-- Your objective --
Give all the lines below again, exactly, with no pictures.

━━━━━━━━

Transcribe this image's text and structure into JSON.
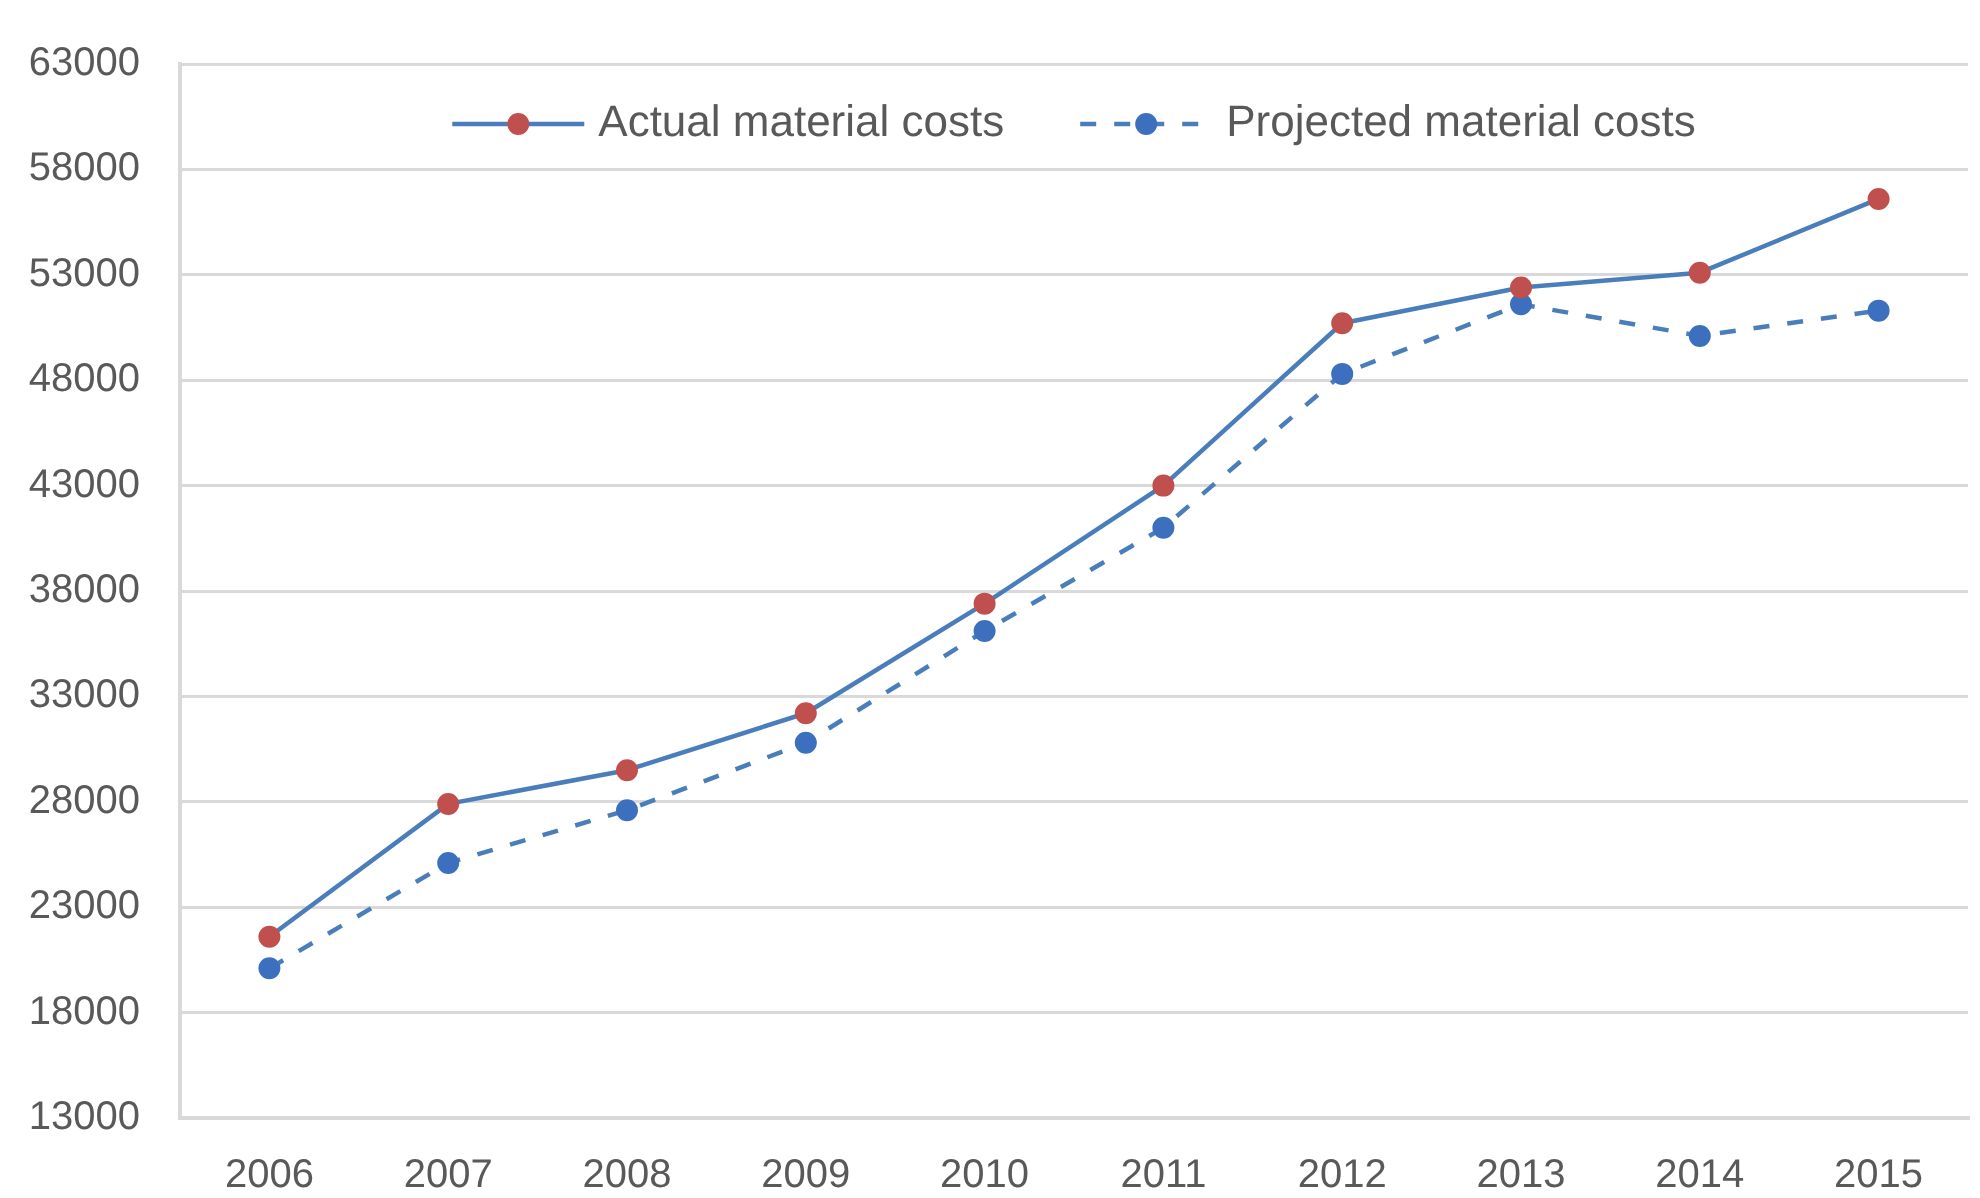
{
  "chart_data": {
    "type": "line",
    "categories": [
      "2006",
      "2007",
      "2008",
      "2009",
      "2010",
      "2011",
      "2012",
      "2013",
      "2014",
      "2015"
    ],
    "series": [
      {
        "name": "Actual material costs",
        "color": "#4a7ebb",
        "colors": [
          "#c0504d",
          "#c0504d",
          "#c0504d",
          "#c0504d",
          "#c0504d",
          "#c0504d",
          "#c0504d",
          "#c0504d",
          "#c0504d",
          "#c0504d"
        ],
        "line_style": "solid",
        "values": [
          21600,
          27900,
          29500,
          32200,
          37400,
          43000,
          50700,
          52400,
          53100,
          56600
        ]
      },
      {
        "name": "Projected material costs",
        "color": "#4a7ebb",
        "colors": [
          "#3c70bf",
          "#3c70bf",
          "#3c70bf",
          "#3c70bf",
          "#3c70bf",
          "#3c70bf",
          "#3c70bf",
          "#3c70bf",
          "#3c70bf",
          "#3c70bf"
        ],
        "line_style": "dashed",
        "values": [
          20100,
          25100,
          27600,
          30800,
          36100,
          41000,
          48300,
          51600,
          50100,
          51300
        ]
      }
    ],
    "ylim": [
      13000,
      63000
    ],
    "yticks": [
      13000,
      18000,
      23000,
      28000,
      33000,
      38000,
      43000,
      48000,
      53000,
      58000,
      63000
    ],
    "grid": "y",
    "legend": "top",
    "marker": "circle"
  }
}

━━━━━━━━

-- Complete answer --
Transcribe this image's text and structure into JSON.
{
  "chart_data": {
    "type": "line",
    "categories": [
      "2006",
      "2007",
      "2008",
      "2009",
      "2010",
      "2011",
      "2012",
      "2013",
      "2014",
      "2015"
    ],
    "series": [
      {
        "name": "Actual material costs",
        "color": "#4a7ebb",
        "colors": [
          "#c0504d",
          "#c0504d",
          "#c0504d",
          "#c0504d",
          "#c0504d",
          "#c0504d",
          "#c0504d",
          "#c0504d",
          "#c0504d",
          "#c0504d"
        ],
        "line_style": "solid",
        "values": [
          21600,
          27900,
          29500,
          32200,
          37400,
          43000,
          50700,
          52400,
          53100,
          56600
        ]
      },
      {
        "name": "Projected material costs",
        "color": "#4a7ebb",
        "colors": [
          "#3c70bf",
          "#3c70bf",
          "#3c70bf",
          "#3c70bf",
          "#3c70bf",
          "#3c70bf",
          "#3c70bf",
          "#3c70bf",
          "#3c70bf",
          "#3c70bf"
        ],
        "line_style": "dashed",
        "values": [
          20100,
          25100,
          27600,
          30800,
          36100,
          41000,
          48300,
          51600,
          50100,
          51300
        ]
      }
    ],
    "ylim": [
      13000,
      63000
    ],
    "yticks": [
      13000,
      18000,
      23000,
      28000,
      33000,
      38000,
      43000,
      48000,
      53000,
      58000,
      63000
    ],
    "grid": "y",
    "legend": "top",
    "marker": "circle"
  }
}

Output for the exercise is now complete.